Data records:
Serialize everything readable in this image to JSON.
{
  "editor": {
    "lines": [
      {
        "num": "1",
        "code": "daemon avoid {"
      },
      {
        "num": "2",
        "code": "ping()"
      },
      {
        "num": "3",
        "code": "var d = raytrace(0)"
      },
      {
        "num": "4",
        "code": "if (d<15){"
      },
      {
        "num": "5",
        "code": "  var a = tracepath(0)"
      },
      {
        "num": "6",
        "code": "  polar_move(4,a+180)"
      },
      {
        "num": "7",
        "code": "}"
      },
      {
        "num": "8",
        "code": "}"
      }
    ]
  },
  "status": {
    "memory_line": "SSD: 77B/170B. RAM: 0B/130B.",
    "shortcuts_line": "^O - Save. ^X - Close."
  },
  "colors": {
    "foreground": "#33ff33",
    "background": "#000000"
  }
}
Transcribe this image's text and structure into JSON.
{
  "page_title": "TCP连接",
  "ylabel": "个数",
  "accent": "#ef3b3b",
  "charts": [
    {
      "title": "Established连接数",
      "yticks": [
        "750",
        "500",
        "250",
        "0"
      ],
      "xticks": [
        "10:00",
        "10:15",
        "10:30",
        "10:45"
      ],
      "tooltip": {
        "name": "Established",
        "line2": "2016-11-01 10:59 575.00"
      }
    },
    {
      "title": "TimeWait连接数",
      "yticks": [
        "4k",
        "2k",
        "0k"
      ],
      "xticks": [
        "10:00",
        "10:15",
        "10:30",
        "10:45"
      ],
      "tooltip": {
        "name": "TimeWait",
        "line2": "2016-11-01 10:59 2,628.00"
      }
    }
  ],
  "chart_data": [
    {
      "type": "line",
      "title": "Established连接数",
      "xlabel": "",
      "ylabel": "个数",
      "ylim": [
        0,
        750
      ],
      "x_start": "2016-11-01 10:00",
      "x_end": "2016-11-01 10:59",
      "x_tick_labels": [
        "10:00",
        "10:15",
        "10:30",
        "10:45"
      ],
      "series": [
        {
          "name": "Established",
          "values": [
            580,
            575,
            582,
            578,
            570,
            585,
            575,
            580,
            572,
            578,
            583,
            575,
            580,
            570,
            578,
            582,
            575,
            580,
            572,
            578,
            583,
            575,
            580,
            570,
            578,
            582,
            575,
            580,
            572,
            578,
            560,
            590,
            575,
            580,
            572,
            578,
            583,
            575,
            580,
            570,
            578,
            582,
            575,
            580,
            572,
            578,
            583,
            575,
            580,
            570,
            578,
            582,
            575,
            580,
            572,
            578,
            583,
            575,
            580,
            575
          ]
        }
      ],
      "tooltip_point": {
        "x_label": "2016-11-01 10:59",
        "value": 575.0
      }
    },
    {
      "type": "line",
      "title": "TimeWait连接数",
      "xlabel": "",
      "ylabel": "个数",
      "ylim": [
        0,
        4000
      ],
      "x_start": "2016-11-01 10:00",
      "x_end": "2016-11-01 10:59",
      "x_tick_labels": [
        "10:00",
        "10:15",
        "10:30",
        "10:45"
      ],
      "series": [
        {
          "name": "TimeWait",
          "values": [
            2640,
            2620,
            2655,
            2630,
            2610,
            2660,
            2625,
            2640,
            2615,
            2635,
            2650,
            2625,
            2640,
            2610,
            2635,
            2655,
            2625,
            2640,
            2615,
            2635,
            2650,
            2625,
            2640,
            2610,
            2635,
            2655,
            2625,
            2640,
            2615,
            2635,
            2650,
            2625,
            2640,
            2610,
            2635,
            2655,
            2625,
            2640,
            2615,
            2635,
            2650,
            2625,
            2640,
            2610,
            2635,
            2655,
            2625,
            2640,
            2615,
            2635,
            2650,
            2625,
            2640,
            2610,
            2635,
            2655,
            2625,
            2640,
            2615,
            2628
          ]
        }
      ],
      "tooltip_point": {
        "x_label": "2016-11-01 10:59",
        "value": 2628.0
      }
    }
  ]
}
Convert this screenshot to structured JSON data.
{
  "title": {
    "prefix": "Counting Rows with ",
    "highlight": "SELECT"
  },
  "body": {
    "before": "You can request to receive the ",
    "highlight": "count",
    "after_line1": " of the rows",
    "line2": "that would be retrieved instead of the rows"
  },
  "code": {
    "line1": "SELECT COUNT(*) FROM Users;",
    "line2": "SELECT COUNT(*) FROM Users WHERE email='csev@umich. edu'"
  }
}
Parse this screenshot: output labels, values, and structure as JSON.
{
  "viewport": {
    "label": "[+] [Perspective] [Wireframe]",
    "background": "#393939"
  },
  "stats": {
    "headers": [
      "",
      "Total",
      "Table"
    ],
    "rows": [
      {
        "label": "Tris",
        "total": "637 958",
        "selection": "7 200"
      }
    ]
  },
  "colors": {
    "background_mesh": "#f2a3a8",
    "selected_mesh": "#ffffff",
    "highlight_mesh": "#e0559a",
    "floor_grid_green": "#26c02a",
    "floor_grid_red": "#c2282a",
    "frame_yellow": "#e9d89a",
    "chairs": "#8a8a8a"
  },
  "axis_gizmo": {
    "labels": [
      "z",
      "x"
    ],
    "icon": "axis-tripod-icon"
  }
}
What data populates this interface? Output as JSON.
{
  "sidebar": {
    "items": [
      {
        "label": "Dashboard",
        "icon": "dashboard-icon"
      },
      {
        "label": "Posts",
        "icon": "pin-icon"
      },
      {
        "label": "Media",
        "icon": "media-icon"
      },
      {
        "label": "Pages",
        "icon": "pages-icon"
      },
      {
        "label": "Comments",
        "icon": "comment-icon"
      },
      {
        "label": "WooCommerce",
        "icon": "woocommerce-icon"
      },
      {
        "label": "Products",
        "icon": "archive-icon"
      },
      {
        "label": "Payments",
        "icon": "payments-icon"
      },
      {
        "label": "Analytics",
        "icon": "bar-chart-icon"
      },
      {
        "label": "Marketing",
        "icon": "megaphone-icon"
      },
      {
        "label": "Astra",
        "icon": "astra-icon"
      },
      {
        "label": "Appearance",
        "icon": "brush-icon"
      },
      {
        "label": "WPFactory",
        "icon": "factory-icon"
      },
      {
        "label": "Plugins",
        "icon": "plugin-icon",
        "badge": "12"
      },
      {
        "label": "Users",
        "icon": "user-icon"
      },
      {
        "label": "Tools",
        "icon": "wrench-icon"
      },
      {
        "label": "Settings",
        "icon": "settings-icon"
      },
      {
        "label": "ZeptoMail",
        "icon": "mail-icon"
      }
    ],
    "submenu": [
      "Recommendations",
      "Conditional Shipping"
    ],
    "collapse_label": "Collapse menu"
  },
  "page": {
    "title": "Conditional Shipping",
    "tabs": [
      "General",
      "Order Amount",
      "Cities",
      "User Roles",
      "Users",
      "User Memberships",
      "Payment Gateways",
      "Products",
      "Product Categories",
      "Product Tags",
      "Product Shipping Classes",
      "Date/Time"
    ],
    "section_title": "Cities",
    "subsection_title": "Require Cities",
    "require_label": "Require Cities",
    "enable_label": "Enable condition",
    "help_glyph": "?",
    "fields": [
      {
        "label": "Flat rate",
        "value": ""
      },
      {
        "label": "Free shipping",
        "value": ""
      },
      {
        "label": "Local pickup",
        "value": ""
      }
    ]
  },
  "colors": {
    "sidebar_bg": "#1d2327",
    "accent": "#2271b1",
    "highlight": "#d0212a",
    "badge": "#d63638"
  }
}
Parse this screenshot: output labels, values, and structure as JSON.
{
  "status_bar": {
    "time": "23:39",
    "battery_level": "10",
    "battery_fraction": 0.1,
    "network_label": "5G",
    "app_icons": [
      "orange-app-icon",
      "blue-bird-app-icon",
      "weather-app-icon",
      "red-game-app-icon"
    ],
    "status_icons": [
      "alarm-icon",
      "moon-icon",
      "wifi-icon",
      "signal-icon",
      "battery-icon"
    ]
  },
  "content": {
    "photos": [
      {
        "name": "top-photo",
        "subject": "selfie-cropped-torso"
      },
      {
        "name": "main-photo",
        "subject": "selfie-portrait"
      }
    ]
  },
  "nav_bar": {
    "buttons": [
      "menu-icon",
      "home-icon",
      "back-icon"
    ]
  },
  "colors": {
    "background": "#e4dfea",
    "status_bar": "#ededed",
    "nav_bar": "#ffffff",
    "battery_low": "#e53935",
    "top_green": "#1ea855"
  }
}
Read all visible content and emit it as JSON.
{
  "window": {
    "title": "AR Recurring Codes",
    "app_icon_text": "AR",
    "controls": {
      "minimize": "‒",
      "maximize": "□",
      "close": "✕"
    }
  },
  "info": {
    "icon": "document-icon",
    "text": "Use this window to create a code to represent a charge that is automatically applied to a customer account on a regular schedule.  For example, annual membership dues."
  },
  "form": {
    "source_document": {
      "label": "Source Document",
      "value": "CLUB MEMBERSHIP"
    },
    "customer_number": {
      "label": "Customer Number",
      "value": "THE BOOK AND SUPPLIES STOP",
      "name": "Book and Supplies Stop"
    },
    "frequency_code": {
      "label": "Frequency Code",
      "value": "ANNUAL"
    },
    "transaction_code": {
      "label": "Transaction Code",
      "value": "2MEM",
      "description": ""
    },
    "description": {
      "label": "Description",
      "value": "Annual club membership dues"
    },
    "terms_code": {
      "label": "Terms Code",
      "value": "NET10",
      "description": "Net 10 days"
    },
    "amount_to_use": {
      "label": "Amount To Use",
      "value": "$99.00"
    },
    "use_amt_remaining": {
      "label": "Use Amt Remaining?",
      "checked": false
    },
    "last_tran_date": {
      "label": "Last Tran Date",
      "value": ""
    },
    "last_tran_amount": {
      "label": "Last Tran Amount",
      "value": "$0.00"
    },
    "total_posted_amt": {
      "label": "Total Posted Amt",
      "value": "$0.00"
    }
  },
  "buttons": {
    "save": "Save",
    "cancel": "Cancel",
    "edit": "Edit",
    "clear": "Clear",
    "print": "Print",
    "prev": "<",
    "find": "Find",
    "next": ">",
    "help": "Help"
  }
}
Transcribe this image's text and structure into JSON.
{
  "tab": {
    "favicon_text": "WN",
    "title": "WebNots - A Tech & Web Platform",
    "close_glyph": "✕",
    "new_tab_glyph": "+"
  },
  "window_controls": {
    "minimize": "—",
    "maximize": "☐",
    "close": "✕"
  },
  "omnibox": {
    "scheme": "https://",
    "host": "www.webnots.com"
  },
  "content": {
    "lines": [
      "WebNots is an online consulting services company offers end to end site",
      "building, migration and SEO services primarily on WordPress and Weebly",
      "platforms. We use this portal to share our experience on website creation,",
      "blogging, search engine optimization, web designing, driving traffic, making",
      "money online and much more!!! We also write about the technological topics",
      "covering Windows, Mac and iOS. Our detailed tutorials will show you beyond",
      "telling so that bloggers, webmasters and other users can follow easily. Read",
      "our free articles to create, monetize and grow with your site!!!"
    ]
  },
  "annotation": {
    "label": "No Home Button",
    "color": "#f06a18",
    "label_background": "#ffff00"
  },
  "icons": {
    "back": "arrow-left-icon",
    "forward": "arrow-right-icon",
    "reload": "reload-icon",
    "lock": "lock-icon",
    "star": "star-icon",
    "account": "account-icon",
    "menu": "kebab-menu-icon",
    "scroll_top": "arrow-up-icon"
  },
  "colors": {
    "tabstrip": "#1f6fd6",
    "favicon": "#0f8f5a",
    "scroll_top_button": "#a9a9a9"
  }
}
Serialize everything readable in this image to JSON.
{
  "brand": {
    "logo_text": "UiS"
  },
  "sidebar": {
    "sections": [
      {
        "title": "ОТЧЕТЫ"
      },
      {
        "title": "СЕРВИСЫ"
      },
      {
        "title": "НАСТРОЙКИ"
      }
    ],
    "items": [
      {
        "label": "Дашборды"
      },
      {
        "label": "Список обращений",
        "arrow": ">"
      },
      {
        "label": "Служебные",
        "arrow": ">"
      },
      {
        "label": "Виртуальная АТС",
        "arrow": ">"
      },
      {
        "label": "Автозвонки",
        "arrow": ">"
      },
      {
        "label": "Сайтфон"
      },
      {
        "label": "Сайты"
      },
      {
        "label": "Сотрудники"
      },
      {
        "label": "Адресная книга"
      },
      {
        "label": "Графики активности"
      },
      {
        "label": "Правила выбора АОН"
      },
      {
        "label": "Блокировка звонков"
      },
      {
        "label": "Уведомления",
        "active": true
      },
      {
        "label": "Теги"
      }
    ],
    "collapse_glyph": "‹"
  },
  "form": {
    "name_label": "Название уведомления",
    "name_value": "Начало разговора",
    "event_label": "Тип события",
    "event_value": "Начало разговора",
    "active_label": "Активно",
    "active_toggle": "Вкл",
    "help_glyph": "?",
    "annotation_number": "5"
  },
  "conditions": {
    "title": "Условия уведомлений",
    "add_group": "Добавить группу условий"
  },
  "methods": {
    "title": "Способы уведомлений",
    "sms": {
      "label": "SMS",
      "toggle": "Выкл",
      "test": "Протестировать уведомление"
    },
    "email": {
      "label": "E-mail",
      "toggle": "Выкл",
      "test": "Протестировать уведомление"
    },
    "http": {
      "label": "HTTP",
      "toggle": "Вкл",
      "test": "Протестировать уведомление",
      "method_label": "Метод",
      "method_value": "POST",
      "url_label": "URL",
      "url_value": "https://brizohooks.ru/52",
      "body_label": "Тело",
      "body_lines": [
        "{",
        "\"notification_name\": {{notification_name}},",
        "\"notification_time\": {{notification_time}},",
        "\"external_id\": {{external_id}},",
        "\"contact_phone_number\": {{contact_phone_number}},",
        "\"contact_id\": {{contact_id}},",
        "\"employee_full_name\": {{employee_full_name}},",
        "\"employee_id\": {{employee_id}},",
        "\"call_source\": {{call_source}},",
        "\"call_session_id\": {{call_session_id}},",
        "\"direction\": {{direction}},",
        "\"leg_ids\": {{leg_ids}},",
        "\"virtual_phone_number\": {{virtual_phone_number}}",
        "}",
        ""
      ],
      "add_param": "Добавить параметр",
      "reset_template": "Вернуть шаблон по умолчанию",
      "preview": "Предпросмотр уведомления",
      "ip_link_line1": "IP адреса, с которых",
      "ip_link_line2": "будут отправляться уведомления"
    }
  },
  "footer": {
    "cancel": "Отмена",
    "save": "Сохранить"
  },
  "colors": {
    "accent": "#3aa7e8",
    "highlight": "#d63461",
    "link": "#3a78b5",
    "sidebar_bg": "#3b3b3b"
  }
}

Exercise objective:
List the lines of the material in which the word "with" occurs.

Reply to the task:
    "prefix": "Counting Rows with ",
      "our free articles to create, monetize and grow with your site!!!"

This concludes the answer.